• **Data shown**
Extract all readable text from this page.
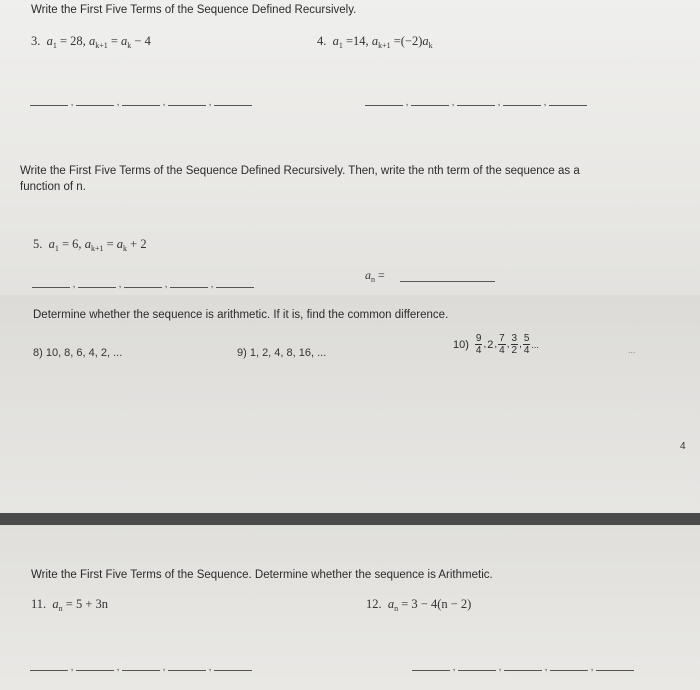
Write the First Five Terms of the Sequence Defined Recursively.
3. $a_1 = 28$, $a_{k+1} = a_k - 4$	4. $a_1 =14$, $a_{k+1} =(-2)a_k$
,	,	,	,	,	,	,	,
Write the First Five Terms of the Sequence Defined Recursively. Then, write the nth term of the sequence as a
function of n.
5. $a_1 = 6$, $a_{k+1} = a_k + 2$
,	,	,	,
$a_n$ =
Determine whether the sequence is arithmetic. If it is, find the common difference.
8) 10, 8, 6, 4, 2, ...	9) 1, 2, 4, 8, 16, ...
$10) \frac{9}{4}$ , 2 , $\frac{7}{4}$ , $\frac{3}{2}$ , $\frac{5}{4}$ ...
...
4
Write the First Five Terms of the Sequence. Determine whether the sequence is Arithmetic.
11. $a_n = 5 + 3n$	12. $a_n = 3 - 4(n - 2)$
,	,	,	,	,	,	,	,
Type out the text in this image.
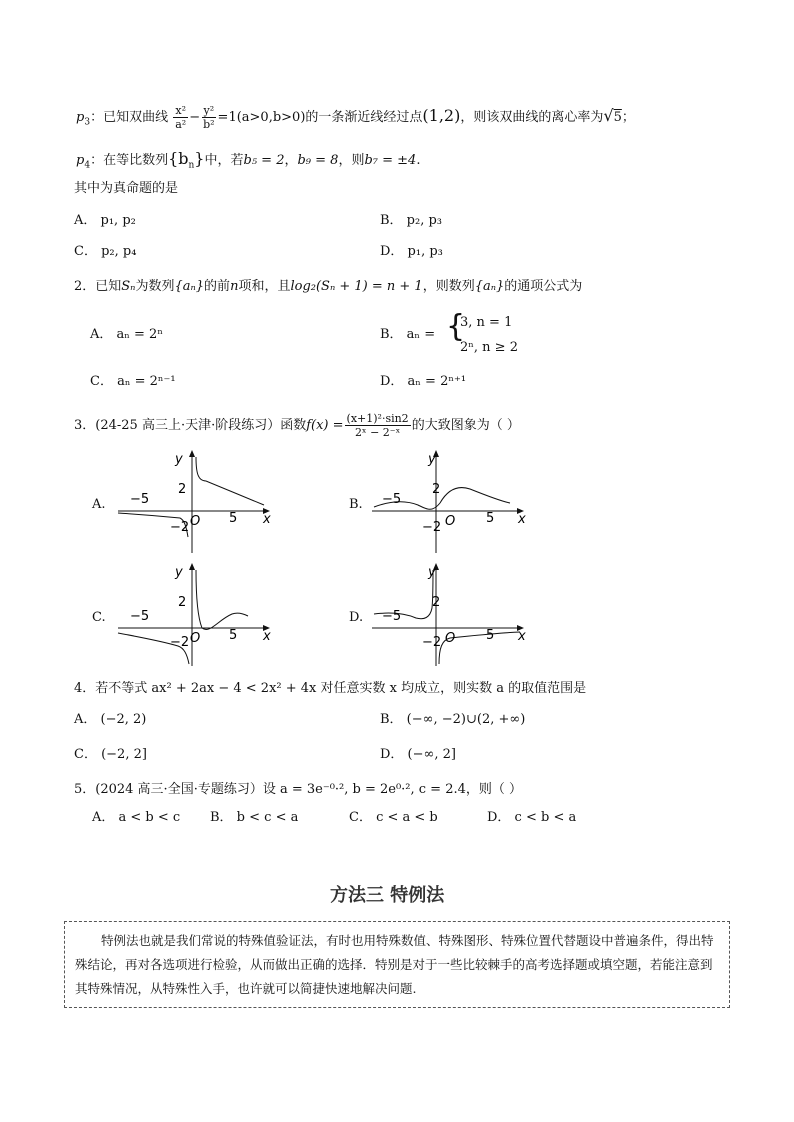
$p_3$：已知双曲线 $\frac{\text{x²}}{\text{a²}} - \frac{\text{y²}}{\text{b²}} =1(a>0,b>0)$的一条渐近线经过点(1,2)，则该双曲线的离心率为√5；
$p_4$：在等比数列$\{b_n\}$中，若b₅ = 2，b₉ = 8，则b₇ = ±4.
其中为真命题的是
A． p₁, p₂	B． p₂, p₃
C． p₂, p₄	D． p₁, p₃
2．已知Sₙ为数列{aₙ}的前n项和，且log₂(Sₙ + 1) = n + 1，则数列{aₙ}的通项公式为
A． aₙ = 2ⁿ	B． aₙ = {
3, n = 1
2ⁿ, n ≥ 2
C． aₙ = 2ⁿ⁻¹	D． aₙ = 2ⁿ⁺¹
3．(24-25 高三上·天津·阶段练习）函数$f(x) = \frac{\text{(x+1)²·sin2}}{\text{2ˣ − 2⁻ˣ}}$ 的大致图象为（ ）
A.	B.
C.	D.
y
x
O
2
−2
5
−5
y
x
O
2
−2
5
−5
y
x
O
2
−2	5
−5
y
x
O
2
−2	5
−5
4．若不等式 ax² + 2ax − 4 < 2x² + 4x 对任意实数 x 均成立，则实数 a 的取值范围是
A． (−2, 2)	B． (−∞, −2)∪(2, +∞)
C． (−2, 2]	D． (−∞, 2]
5．(2024 高三·全国·专题练习）设 a = 3e⁻⁰·², b = 2e⁰·², c = 2.4，则（ ）
A． a < b < c B． b < c < a	C． c < a < b	D． c < b < a
方法三 特例法
特例法也就是我们常说的特殊值验证法，有时也用特殊数值、特殊图形、特殊位置代替题设中普遍条件，得出特殊结论，再对各选项进行检验，从而做出正确的选择．特别是对于一些比较棘手的高考选择题或填空题，若能注意到其特殊情况，从特殊性入手，也许就可以简捷快速地解决问题.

• **Exercise prompt**
Transcribe the listing in full. Omit the pictures and keep every line exact.

• **Result of this task**
Extract all readable text from this page.
Write the First Five Terms of the Sequence Defined Recursively.
3. $a_1 = 28$, $a_{k+1} = a_k - 4$	4. $a_1 =14$, $a_{k+1} =(-2)a_k$
,	,	,	,	,	,	,	,
Write the First Five Terms of the Sequence Defined Recursively. Then, write the nth term of the sequence as a
function of n.
5. $a_1 = 6$, $a_{k+1} = a_k + 2$
,	,	,	,
$a_n$ =
Determine whether the sequence is arithmetic. If it is, find the common difference.
8) 10, 8, 6, 4, 2, ...	9) 1, 2, 4, 8, 16, ...
$10) \frac{9}{4}$ , 2 , $\frac{7}{4}$ , $\frac{3}{2}$ , $\frac{5}{4}$ ...
...
4
Write the First Five Terms of the Sequence. Determine whether the sequence is Arithmetic.
11. $a_n = 5 + 3n$	12. $a_n = 3 - 4(n - 2)$
,	,	,	,	,	,	,	,
Type out the text in this image.
$p_3$：已知双曲线 $\frac{\text{x²}}{\text{a²}} - \frac{\text{y²}}{\text{b²}} =1(a>0,b>0)$的一条渐近线经过点(1,2)，则该双曲线的离心率为√5；
$p_4$：在等比数列$\{b_n\}$中，若b₅ = 2，b₉ = 8，则b₇ = ±4.
其中为真命题的是
A． p₁, p₂	B． p₂, p₃
C． p₂, p₄	D． p₁, p₃
2．已知Sₙ为数列{aₙ}的前n项和，且log₂(Sₙ + 1) = n + 1，则数列{aₙ}的通项公式为
A． aₙ = 2ⁿ	B． aₙ = {
3, n = 1
2ⁿ, n ≥ 2
C． aₙ = 2ⁿ⁻¹	D． aₙ = 2ⁿ⁺¹
3．(24-25 高三上·天津·阶段练习）函数$f(x) = \frac{\text{(x+1)²·sin2}}{\text{2ˣ − 2⁻ˣ}}$ 的大致图象为（ ）
A.	B.
C.	D.
y
x
O
2
−2
5
−5
y
x
O
2
−2
5
−5
y
x
O
2
−2	5
−5
y
x
O
2
−2	5
−5
4．若不等式 ax² + 2ax − 4 < 2x² + 4x 对任意实数 x 均成立，则实数 a 的取值范围是
A． (−2, 2)	B． (−∞, −2)∪(2, +∞)
C． (−2, 2]	D． (−∞, 2]
5．(2024 高三·全国·专题练习）设 a = 3e⁻⁰·², b = 2e⁰·², c = 2.4，则（ ）
A． a < b < c B． b < c < a	C． c < a < b	D． c < b < a
方法三 特例法
特例法也就是我们常说的特殊值验证法，有时也用特殊数值、特殊图形、特殊位置代替题设中普遍条件，得出特殊结论，再对各选项进行检验，从而做出正确的选择．特别是对于一些比较棘手的高考选择题或填空题，若能注意到其特殊情况，从特殊性入手，也许就可以简捷快速地解决问题.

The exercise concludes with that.